CHALLENGE: From the listing below, extract every line containing "labels".

STORED ROWS:
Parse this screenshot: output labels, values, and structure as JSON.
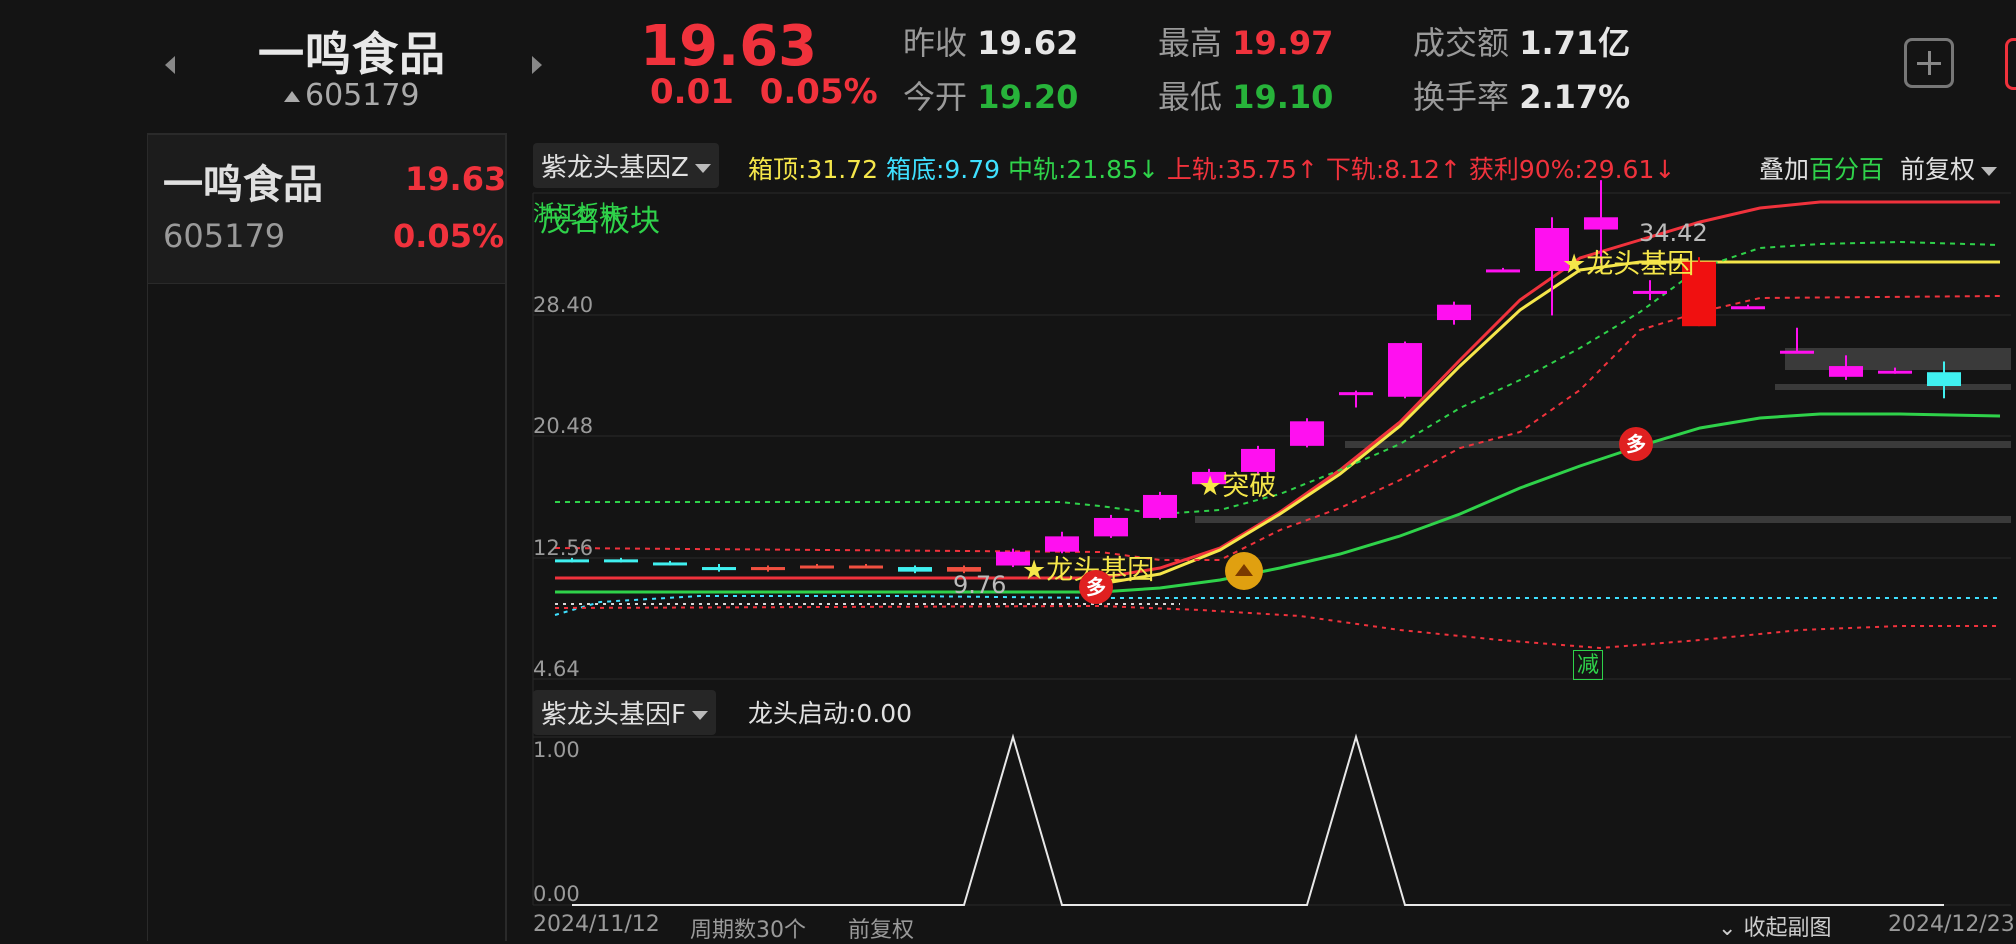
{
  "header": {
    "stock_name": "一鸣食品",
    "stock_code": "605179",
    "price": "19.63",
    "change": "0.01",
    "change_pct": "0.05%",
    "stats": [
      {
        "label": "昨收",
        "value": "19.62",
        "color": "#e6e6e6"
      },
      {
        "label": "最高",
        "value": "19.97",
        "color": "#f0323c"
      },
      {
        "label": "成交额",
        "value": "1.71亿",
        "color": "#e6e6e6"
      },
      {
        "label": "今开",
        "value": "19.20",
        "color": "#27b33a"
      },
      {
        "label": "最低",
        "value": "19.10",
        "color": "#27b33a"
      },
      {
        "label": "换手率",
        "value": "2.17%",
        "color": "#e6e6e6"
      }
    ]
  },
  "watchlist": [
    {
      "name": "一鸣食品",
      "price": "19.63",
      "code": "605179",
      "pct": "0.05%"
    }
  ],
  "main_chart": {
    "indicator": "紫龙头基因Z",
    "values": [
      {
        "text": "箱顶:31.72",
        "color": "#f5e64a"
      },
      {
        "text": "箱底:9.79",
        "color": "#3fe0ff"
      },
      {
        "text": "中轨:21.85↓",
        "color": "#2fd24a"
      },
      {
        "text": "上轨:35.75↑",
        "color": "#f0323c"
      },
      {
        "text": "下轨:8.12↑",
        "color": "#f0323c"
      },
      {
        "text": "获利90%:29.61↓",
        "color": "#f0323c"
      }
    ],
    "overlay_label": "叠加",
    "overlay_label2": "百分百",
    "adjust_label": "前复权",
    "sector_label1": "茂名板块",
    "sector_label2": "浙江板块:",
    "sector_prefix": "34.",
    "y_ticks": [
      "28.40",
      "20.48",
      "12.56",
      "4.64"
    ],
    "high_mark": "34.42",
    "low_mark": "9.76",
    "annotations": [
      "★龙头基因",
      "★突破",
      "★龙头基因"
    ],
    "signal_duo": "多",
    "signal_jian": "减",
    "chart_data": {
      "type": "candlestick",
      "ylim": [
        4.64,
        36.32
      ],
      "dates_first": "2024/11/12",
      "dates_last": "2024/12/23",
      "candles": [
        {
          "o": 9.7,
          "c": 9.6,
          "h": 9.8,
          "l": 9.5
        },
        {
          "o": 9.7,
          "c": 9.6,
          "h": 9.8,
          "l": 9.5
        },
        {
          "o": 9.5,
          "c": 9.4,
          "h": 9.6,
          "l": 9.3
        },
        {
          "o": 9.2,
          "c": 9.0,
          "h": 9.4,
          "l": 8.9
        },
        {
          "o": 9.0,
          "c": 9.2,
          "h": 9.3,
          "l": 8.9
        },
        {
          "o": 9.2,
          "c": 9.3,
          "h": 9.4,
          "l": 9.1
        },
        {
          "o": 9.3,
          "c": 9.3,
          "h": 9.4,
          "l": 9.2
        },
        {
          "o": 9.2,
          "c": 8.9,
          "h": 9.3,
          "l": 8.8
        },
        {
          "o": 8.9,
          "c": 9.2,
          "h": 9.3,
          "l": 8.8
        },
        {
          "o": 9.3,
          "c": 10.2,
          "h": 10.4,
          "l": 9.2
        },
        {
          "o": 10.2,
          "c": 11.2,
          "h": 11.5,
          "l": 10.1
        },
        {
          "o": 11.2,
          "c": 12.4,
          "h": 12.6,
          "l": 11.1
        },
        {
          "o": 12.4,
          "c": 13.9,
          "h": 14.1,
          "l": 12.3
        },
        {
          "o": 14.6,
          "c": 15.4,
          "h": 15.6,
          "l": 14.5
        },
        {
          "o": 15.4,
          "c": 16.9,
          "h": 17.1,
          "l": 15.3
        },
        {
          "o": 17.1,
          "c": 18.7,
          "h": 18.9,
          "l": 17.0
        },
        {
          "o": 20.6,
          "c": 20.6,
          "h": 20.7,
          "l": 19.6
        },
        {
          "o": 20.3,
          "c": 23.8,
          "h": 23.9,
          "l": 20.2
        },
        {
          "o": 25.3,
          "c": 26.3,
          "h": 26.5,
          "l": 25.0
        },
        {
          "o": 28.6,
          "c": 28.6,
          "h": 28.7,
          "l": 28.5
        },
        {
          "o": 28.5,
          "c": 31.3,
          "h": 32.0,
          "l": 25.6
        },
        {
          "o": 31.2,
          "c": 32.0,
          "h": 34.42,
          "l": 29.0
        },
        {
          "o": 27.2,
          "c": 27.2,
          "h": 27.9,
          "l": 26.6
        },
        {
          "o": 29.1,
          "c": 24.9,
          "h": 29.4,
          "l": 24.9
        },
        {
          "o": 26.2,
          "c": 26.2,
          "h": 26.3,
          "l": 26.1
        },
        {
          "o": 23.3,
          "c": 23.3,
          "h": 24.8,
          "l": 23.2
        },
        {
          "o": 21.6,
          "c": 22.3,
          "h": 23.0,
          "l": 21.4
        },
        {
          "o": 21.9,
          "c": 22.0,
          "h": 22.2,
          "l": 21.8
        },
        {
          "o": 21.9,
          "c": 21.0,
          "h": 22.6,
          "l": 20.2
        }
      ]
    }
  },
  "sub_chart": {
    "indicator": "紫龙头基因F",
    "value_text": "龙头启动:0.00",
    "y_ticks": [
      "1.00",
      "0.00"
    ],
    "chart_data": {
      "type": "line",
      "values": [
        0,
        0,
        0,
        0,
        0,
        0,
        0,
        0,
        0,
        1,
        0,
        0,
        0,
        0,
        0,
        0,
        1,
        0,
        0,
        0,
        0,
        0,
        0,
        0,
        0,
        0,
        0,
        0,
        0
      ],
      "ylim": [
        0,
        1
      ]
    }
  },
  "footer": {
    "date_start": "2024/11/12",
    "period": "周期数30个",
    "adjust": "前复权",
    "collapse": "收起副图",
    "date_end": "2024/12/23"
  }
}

...

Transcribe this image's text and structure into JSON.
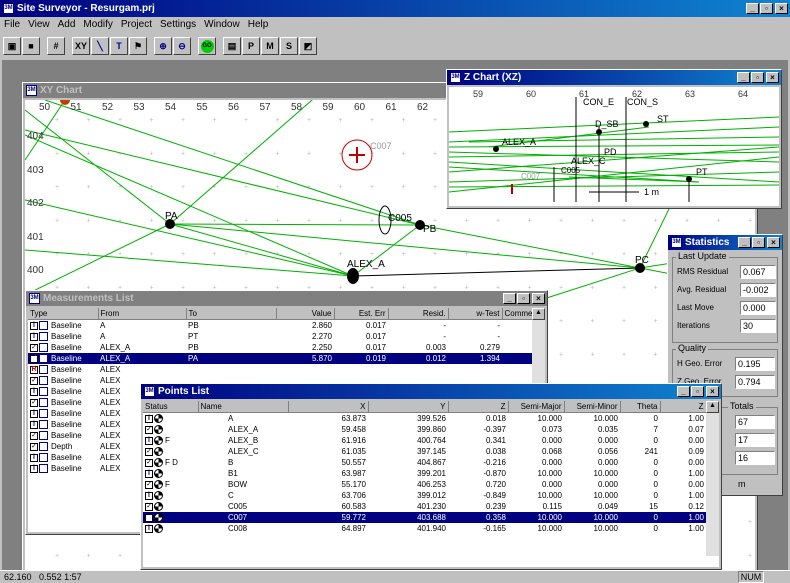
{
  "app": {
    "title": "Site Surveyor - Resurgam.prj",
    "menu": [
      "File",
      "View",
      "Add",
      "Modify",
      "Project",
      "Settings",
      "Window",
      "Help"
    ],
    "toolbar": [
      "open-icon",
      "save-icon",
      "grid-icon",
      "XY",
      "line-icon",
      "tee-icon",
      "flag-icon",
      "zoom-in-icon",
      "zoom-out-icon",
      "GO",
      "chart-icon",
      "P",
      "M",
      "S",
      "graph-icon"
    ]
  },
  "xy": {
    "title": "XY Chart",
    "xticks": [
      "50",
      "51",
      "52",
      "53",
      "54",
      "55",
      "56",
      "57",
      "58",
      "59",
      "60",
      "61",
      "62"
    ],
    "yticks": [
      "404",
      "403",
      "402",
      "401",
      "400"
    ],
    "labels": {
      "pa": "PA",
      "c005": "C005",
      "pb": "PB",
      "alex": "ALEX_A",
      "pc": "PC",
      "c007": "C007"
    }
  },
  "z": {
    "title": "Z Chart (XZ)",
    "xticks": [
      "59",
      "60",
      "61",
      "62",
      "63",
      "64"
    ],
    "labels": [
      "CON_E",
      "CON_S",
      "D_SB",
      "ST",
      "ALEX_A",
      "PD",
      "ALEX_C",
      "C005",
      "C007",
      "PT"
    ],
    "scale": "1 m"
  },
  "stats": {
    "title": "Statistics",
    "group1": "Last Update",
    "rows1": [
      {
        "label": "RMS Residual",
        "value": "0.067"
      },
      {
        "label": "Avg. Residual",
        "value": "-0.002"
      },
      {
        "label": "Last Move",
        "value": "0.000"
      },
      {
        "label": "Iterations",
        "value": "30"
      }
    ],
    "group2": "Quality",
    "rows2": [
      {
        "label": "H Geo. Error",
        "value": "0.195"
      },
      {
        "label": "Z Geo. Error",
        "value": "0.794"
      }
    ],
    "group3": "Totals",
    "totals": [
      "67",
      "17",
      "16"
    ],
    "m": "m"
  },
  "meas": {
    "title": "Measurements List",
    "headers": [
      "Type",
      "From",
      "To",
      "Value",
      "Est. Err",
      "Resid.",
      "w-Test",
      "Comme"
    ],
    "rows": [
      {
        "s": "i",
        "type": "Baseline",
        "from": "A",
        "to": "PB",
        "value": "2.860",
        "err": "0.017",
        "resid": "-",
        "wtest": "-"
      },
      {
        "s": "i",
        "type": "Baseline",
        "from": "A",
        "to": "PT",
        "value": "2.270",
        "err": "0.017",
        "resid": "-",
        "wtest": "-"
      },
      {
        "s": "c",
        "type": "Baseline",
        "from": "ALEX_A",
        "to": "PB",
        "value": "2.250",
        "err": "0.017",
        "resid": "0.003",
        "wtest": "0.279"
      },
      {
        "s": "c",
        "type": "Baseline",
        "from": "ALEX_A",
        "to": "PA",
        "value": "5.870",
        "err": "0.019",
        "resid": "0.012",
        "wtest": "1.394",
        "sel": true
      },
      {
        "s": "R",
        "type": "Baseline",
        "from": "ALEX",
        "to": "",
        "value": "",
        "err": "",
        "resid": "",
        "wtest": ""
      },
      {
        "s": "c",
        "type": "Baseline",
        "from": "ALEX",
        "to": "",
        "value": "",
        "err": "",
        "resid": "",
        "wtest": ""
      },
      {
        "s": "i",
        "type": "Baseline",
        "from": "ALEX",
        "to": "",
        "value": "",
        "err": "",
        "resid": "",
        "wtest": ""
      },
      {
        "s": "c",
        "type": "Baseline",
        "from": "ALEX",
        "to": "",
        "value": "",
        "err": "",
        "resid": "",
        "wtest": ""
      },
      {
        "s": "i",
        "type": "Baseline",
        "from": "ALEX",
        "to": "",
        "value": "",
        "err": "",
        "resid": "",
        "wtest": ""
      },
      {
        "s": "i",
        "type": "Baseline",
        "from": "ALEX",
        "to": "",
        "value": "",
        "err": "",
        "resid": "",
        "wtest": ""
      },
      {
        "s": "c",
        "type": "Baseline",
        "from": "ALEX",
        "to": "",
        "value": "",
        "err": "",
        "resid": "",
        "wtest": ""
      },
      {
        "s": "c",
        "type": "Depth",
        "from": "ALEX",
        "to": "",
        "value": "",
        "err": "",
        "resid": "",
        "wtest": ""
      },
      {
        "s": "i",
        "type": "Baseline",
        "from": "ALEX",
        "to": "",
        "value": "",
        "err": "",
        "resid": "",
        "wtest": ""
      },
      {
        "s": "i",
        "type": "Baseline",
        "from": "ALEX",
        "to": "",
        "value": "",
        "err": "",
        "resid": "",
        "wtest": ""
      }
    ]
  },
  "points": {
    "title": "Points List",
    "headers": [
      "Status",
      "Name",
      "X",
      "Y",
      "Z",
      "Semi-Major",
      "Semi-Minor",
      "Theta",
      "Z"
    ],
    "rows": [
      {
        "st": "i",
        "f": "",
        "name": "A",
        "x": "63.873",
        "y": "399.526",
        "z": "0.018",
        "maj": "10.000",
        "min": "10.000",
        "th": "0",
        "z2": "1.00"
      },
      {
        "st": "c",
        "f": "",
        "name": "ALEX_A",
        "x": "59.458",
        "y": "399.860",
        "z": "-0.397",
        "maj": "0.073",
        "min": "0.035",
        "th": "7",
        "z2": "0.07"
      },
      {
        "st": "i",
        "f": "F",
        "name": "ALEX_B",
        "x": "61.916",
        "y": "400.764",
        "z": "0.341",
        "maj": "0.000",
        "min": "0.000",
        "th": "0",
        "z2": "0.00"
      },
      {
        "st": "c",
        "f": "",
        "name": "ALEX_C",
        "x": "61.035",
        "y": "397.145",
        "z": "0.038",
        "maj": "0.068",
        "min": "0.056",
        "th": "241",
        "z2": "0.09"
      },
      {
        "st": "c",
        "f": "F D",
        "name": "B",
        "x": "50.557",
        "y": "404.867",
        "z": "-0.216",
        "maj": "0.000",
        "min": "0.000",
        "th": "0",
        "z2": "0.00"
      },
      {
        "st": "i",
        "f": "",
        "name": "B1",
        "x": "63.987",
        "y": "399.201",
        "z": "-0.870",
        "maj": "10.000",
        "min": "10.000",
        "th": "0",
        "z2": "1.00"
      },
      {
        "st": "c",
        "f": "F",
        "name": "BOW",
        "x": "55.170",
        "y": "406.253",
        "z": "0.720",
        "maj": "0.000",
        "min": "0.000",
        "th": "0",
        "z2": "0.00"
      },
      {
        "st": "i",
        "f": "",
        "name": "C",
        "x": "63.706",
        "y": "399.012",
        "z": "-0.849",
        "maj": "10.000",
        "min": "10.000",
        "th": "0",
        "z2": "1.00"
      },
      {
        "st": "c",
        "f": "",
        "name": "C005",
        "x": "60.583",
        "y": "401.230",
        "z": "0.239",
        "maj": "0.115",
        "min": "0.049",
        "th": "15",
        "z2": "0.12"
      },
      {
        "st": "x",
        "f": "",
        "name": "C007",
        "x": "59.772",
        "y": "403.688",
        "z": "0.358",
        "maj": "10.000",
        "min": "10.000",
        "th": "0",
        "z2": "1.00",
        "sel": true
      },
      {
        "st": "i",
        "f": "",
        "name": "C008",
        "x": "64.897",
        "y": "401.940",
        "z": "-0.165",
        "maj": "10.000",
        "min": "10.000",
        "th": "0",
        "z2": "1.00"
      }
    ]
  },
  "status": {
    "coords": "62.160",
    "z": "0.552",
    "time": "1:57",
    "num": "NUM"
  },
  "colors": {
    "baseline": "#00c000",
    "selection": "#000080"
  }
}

ANSWER TO THIS EXERCISE:
Parse this screenshot: output labels, values, and structure as JSON.
    "labels": {
    "labels": [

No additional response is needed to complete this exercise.